### Material provided

---*---

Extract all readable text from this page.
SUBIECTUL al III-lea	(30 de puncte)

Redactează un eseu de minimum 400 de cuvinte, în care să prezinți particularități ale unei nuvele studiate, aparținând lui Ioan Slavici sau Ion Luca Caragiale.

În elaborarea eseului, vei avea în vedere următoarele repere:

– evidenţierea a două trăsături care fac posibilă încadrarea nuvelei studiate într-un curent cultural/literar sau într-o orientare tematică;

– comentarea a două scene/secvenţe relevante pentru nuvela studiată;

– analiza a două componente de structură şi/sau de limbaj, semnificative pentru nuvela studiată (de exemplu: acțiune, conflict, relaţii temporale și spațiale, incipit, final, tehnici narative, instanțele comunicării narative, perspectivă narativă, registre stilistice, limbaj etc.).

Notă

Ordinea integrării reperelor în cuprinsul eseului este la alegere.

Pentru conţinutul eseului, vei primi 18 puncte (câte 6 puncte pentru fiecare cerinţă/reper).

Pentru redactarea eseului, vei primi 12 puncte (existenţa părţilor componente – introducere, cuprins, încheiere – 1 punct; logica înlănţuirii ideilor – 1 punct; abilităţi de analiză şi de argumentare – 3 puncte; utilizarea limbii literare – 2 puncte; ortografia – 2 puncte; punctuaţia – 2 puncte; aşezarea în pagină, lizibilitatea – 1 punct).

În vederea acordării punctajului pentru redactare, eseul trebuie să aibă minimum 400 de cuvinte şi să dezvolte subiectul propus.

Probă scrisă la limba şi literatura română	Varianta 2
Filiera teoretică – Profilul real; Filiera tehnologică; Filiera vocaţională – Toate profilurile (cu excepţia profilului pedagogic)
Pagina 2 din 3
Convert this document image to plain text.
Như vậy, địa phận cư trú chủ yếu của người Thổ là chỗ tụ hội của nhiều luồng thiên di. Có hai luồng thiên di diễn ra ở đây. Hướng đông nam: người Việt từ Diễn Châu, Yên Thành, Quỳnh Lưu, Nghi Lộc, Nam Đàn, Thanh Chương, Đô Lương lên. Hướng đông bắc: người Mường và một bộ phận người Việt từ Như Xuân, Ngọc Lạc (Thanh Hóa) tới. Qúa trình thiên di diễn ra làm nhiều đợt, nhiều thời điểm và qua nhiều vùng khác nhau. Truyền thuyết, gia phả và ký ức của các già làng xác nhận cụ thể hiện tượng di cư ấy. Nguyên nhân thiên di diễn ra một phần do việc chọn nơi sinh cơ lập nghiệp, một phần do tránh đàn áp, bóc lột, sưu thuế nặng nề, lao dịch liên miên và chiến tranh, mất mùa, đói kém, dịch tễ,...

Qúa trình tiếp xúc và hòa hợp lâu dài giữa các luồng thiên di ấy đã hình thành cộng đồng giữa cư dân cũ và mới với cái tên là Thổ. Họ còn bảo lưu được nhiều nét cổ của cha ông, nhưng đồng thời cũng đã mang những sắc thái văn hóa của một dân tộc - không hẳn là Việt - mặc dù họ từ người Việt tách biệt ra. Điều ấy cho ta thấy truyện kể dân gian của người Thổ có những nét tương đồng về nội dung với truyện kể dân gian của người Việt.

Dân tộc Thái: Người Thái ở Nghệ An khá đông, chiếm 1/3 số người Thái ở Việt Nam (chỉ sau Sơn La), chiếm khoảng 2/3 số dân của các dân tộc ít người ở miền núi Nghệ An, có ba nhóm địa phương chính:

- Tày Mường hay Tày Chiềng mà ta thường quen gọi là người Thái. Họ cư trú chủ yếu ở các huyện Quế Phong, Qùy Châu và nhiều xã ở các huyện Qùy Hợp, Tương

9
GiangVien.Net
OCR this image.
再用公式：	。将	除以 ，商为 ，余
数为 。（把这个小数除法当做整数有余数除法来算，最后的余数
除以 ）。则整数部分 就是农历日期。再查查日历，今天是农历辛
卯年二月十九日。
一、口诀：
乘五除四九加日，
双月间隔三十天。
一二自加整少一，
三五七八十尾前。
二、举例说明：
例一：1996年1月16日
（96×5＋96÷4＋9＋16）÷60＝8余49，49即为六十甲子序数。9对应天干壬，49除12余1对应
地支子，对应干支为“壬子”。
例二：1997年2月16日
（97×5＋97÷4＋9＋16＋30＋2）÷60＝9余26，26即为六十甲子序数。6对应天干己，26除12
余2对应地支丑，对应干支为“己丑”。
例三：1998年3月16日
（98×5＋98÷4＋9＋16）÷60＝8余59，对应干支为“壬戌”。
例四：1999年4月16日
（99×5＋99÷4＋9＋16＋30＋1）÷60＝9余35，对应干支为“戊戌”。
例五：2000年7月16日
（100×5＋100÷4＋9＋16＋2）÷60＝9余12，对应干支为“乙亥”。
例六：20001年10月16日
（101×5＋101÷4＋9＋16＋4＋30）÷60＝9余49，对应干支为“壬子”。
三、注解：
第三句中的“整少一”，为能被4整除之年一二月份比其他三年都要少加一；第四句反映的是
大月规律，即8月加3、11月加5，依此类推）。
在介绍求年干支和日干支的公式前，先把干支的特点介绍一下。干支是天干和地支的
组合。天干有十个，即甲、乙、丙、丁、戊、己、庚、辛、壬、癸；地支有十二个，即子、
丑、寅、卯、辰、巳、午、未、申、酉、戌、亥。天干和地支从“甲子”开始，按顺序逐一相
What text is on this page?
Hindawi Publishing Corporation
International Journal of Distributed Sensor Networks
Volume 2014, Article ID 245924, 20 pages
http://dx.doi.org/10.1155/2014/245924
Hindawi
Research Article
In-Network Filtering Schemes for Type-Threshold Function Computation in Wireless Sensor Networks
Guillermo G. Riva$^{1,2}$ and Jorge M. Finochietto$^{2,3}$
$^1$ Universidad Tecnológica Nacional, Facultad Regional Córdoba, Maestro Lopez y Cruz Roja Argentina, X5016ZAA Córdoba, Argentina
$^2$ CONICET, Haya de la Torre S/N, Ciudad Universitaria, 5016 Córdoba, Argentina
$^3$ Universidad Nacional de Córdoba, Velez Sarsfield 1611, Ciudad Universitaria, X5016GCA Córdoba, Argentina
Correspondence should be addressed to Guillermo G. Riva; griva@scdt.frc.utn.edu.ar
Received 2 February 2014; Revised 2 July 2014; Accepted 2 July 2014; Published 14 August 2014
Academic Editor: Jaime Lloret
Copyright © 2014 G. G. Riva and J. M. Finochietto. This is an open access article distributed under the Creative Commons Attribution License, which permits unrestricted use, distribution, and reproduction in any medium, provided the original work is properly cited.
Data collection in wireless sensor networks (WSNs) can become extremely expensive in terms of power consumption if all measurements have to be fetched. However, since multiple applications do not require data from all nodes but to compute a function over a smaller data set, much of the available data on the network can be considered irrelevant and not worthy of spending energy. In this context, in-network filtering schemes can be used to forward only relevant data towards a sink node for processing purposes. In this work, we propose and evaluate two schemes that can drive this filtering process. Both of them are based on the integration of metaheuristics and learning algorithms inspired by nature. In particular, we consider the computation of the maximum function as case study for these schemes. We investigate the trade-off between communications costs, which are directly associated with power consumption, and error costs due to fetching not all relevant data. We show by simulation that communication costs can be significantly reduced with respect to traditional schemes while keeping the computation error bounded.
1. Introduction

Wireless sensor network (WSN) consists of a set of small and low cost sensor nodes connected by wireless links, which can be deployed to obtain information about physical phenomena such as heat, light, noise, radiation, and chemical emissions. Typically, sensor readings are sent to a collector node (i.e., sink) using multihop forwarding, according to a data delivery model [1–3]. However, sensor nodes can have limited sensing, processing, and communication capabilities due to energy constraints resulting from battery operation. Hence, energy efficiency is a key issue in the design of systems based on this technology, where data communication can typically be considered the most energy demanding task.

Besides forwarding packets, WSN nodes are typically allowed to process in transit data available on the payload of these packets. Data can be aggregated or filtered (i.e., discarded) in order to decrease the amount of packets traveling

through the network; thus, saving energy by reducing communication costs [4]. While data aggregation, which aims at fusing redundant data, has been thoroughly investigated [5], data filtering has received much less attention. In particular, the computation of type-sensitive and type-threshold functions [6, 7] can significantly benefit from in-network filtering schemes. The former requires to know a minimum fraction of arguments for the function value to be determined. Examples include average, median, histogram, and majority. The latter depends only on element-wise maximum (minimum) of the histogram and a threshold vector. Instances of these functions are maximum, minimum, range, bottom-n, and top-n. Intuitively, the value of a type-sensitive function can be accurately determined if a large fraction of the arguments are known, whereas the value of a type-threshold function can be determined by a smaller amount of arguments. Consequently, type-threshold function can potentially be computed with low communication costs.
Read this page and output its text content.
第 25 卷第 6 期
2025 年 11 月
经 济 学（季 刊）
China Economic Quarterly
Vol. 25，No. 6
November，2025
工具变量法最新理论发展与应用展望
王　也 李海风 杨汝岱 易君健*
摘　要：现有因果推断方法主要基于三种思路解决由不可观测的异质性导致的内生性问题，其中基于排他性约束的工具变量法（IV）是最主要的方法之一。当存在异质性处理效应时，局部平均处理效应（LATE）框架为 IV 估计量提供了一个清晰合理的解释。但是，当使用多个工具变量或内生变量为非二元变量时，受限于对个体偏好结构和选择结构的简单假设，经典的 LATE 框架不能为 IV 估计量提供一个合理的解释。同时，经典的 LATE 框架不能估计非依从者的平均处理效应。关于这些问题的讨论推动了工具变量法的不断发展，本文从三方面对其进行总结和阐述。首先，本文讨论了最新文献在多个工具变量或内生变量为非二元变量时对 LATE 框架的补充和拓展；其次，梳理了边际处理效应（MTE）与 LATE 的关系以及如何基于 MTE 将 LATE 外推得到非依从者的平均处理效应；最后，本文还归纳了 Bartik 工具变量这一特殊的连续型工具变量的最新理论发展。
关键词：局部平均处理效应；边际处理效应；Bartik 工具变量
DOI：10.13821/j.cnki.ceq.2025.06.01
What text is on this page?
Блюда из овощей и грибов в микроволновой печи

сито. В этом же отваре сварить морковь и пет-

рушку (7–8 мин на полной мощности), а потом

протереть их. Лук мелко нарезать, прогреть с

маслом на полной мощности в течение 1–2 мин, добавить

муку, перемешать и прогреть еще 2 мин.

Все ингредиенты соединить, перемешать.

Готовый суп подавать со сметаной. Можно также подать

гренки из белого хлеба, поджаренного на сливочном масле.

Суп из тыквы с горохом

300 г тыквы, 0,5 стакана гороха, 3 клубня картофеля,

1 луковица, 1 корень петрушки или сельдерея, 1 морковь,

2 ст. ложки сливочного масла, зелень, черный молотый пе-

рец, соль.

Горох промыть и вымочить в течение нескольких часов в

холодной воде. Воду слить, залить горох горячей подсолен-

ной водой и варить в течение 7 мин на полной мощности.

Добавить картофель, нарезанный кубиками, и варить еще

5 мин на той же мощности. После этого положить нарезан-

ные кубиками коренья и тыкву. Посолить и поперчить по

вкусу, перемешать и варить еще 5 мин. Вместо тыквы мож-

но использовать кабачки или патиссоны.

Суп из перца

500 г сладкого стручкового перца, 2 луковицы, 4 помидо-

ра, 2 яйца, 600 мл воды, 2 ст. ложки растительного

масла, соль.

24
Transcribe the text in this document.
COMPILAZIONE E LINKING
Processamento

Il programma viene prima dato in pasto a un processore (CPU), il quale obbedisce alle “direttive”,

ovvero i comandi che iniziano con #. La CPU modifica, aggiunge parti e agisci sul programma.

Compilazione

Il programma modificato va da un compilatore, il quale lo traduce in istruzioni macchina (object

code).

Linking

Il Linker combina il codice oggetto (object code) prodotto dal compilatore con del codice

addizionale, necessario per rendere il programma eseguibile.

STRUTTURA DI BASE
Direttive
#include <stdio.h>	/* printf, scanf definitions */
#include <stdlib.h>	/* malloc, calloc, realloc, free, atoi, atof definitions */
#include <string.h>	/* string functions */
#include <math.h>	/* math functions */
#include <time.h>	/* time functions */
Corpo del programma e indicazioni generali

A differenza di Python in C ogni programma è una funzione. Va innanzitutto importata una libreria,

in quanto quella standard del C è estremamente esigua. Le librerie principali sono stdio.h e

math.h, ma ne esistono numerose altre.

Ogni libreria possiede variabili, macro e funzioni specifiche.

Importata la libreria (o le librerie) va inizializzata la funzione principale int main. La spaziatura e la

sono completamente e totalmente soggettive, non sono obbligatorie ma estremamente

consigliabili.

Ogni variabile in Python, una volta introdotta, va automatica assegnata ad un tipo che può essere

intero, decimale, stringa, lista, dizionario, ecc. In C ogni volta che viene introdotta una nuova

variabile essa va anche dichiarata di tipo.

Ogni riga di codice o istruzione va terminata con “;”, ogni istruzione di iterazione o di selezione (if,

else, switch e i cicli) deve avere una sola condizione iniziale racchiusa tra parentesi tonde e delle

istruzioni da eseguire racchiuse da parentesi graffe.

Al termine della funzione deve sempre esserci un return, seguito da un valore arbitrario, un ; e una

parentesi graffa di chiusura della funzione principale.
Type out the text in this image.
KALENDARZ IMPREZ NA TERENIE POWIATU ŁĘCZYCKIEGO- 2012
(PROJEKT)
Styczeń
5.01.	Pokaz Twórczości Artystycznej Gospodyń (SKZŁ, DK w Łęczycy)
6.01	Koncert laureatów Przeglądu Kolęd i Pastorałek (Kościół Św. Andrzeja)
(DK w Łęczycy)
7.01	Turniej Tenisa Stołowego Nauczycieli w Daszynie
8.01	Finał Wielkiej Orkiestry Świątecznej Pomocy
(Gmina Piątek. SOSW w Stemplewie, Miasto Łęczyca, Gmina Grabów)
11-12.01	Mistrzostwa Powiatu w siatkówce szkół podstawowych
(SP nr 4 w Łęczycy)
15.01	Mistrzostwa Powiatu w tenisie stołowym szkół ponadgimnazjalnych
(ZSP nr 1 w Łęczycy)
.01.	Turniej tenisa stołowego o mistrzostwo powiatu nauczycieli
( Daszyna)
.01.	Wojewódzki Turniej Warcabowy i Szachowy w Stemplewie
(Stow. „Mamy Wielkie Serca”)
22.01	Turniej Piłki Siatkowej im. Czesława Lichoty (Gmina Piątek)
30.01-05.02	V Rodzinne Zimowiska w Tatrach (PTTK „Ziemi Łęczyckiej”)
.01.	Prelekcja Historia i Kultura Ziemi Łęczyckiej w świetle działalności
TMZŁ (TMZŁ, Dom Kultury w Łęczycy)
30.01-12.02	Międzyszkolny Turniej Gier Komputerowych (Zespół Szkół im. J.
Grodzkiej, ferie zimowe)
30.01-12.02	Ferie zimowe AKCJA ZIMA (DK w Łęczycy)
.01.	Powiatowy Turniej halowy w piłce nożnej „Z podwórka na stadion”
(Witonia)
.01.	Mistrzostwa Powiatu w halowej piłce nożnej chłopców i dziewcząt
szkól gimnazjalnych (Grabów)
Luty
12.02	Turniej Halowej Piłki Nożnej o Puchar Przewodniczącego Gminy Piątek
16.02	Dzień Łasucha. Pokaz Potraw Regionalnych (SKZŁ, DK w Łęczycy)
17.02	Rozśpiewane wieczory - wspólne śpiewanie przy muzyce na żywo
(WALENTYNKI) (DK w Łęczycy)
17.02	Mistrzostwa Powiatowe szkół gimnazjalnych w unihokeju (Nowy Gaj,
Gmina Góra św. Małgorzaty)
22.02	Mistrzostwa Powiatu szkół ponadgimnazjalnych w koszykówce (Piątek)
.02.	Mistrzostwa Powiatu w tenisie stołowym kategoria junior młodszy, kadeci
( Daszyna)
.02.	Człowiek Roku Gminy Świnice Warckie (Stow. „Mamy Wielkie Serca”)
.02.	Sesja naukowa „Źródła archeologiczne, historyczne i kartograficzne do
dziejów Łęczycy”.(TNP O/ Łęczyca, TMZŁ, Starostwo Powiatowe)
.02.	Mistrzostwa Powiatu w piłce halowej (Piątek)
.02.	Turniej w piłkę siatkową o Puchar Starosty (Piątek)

---*---

### What you should do
From the entries above, extract every line where the word "Córdoba" appears.

### Output
$^1$ Universidad Tecnológica Nacional, Facultad Regional Córdoba, Maestro Lopez y Cruz Roja Argentina, X5016ZAA Córdoba, Argentina
$^2$ CONICET, Haya de la Torre S/N, Ciudad Universitaria, 5016 Córdoba, Argentina
$^3$ Universidad Nacional de Córdoba, Velez Sarsfield 1611, Ciudad Universitaria, X5016GCA Córdoba, Argentina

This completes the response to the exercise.